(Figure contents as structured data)
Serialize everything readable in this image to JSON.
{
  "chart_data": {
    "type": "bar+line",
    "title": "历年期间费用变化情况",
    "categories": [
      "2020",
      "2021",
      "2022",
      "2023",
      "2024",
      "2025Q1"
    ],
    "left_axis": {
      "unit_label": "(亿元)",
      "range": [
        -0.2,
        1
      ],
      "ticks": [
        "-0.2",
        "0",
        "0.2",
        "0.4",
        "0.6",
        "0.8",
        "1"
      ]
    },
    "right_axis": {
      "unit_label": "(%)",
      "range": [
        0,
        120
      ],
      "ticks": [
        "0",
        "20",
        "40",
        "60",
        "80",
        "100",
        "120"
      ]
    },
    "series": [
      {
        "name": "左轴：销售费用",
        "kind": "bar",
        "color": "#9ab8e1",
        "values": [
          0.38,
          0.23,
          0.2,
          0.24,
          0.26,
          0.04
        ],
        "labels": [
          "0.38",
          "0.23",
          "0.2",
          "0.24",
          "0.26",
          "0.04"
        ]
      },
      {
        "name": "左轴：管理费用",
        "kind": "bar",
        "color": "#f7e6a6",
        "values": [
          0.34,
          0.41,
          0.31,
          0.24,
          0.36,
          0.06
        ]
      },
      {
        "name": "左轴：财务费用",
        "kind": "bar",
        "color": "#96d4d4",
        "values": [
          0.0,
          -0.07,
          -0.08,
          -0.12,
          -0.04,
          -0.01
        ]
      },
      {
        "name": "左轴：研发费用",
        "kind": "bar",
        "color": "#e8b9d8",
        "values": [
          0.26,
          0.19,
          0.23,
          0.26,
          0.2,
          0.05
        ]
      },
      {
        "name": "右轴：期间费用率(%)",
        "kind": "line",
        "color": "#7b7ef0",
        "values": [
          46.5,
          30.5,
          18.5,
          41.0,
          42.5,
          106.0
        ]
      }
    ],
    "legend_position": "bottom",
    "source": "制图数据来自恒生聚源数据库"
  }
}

### SHORT EXERCISE
Every entry must be quoted exactly as it appears above.

### WRITTEN RESPONSE
Serialize everything readable in this image to JSON.
{
  "chart_data": {
    "type": "bar+line",
    "title": "历年期间费用变化情况",
    "categories": [
      "2020",
      "2021",
      "2022",
      "2023",
      "2024",
      "2025Q1"
    ],
    "left_axis": {
      "unit_label": "(亿元)",
      "range": [
        -0.2,
        1
      ],
      "ticks": [
        "-0.2",
        "0",
        "0.2",
        "0.4",
        "0.6",
        "0.8",
        "1"
      ]
    },
    "right_axis": {
      "unit_label": "(%)",
      "range": [
        0,
        120
      ],
      "ticks": [
        "0",
        "20",
        "40",
        "60",
        "80",
        "100",
        "120"
      ]
    },
    "series": [
      {
        "name": "左轴：销售费用",
        "kind": "bar",
        "color": "#9ab8e1",
        "values": [
          0.38,
          0.23,
          0.2,
          0.24,
          0.26,
          0.04
        ],
        "labels": [
          "0.38",
          "0.23",
          "0.2",
          "0.24",
          "0.26",
          "0.04"
        ]
      },
      {
        "name": "左轴：管理费用",
        "kind": "bar",
        "color": "#f7e6a6",
        "values": [
          0.34,
          0.41,
          0.31,
          0.24,
          0.36,
          0.06
        ]
      },
      {
        "name": "左轴：财务费用",
        "kind": "bar",
        "color": "#96d4d4",
        "values": [
          0.0,
          -0.07,
          -0.08,
          -0.12,
          -0.04,
          -0.01
        ]
      },
      {
        "name": "左轴：研发费用",
        "kind": "bar",
        "color": "#e8b9d8",
        "values": [
          0.26,
          0.19,
          0.23,
          0.26,
          0.2,
          0.05
        ]
      },
      {
        "name": "右轴：期间费用率(%)",
        "kind": "line",
        "color": "#7b7ef0",
        "values": [
          46.5,
          30.5,
          18.5,
          41.0,
          42.5,
          106.0
        ]
      }
    ],
    "legend_position": "bottom",
    "source": "制图数据来自恒生聚源数据库"
  }
}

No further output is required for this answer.